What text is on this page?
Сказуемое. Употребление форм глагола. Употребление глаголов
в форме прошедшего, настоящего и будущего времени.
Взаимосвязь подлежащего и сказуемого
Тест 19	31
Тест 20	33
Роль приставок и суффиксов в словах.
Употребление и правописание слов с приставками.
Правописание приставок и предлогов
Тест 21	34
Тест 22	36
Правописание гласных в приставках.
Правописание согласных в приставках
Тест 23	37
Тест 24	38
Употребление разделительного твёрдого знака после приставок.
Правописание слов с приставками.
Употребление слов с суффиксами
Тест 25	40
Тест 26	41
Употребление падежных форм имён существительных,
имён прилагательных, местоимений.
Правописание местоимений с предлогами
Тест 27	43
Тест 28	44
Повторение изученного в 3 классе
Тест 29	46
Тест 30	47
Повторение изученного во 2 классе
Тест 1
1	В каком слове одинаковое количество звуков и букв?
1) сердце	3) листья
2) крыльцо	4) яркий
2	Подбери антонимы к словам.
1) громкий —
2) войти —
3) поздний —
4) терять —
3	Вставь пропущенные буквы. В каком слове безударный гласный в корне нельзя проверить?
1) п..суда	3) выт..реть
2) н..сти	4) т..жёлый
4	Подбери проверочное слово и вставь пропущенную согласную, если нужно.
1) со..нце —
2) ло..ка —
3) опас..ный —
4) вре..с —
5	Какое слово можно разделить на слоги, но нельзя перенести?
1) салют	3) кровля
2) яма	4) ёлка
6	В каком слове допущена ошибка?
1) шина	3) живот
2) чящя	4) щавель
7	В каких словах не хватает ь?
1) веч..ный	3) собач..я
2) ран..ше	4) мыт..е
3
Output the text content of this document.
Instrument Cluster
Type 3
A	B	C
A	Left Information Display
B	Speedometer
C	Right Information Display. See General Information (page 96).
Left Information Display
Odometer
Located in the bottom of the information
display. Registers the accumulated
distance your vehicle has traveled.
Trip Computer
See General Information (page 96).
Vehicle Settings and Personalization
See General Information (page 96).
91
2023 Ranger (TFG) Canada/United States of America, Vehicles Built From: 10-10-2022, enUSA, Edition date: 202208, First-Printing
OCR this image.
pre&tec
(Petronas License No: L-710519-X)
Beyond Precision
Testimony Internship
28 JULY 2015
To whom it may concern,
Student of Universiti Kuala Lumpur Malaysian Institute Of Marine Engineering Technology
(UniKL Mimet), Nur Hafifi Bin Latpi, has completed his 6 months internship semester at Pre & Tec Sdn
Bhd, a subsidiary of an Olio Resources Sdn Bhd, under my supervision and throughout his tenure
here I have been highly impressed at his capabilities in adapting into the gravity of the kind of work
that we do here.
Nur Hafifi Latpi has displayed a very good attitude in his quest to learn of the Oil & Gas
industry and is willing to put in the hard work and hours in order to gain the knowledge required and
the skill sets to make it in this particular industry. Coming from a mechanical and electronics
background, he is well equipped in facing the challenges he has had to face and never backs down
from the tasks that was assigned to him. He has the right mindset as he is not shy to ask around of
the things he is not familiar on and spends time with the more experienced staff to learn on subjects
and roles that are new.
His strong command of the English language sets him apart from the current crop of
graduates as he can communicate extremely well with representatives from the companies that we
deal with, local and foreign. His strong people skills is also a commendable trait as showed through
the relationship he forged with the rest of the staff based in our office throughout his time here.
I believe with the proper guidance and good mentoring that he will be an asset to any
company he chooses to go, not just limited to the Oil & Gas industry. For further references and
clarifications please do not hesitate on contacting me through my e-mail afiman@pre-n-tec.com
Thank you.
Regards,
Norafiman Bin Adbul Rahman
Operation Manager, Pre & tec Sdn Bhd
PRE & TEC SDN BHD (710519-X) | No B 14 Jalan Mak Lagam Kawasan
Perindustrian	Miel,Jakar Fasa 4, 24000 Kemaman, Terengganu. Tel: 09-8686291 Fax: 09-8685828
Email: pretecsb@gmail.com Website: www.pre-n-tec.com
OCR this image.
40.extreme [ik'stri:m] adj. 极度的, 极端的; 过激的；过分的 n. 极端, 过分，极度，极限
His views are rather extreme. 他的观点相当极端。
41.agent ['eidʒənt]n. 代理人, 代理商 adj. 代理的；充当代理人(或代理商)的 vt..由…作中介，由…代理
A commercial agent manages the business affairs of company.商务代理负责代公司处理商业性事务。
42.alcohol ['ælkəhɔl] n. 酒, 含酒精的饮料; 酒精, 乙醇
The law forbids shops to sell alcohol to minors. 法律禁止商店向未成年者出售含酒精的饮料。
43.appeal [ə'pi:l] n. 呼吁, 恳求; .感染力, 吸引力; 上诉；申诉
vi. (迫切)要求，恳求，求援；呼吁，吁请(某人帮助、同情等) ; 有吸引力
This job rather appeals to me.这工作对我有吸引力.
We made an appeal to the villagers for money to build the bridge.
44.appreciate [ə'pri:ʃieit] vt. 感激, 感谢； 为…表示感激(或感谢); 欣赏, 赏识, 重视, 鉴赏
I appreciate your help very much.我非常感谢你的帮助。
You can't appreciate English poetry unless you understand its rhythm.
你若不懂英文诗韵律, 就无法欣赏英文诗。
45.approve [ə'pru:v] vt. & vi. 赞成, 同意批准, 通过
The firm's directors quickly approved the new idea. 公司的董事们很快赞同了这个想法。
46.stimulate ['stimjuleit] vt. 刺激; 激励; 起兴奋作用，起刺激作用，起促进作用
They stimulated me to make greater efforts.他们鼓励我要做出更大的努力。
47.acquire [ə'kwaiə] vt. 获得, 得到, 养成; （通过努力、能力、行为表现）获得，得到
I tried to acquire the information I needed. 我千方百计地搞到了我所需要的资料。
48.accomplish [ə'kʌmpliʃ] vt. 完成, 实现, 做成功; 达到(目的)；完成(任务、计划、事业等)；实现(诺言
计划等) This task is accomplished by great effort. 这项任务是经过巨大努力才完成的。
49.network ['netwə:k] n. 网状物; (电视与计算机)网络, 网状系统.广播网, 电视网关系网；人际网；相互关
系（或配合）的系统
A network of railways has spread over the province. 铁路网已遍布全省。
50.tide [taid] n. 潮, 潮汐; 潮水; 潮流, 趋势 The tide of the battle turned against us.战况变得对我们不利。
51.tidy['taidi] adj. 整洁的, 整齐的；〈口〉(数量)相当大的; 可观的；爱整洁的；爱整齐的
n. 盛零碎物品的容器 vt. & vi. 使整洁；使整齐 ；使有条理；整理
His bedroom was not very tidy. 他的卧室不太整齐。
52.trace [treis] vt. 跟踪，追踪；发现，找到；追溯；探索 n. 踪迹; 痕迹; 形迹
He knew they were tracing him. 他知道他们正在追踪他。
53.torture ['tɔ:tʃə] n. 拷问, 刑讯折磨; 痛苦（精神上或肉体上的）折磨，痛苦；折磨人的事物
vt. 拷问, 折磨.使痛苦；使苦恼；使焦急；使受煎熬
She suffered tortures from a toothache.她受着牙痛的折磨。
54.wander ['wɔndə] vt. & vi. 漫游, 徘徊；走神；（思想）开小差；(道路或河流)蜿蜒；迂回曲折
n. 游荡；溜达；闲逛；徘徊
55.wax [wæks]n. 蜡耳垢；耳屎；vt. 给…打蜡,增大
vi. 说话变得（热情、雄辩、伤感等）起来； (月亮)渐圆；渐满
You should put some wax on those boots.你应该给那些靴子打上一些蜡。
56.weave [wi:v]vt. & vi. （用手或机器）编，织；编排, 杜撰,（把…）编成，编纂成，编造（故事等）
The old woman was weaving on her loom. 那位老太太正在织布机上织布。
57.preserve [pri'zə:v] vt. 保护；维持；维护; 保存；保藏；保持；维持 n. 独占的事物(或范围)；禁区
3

**What the task asks:**
Gather all lines from the records above in which "page" appears.

**Response to this exercise:**
What text is on this page?
C	Right Information Display. See General Information (page 96).
See General Information (page 96).
See General Information (page 96).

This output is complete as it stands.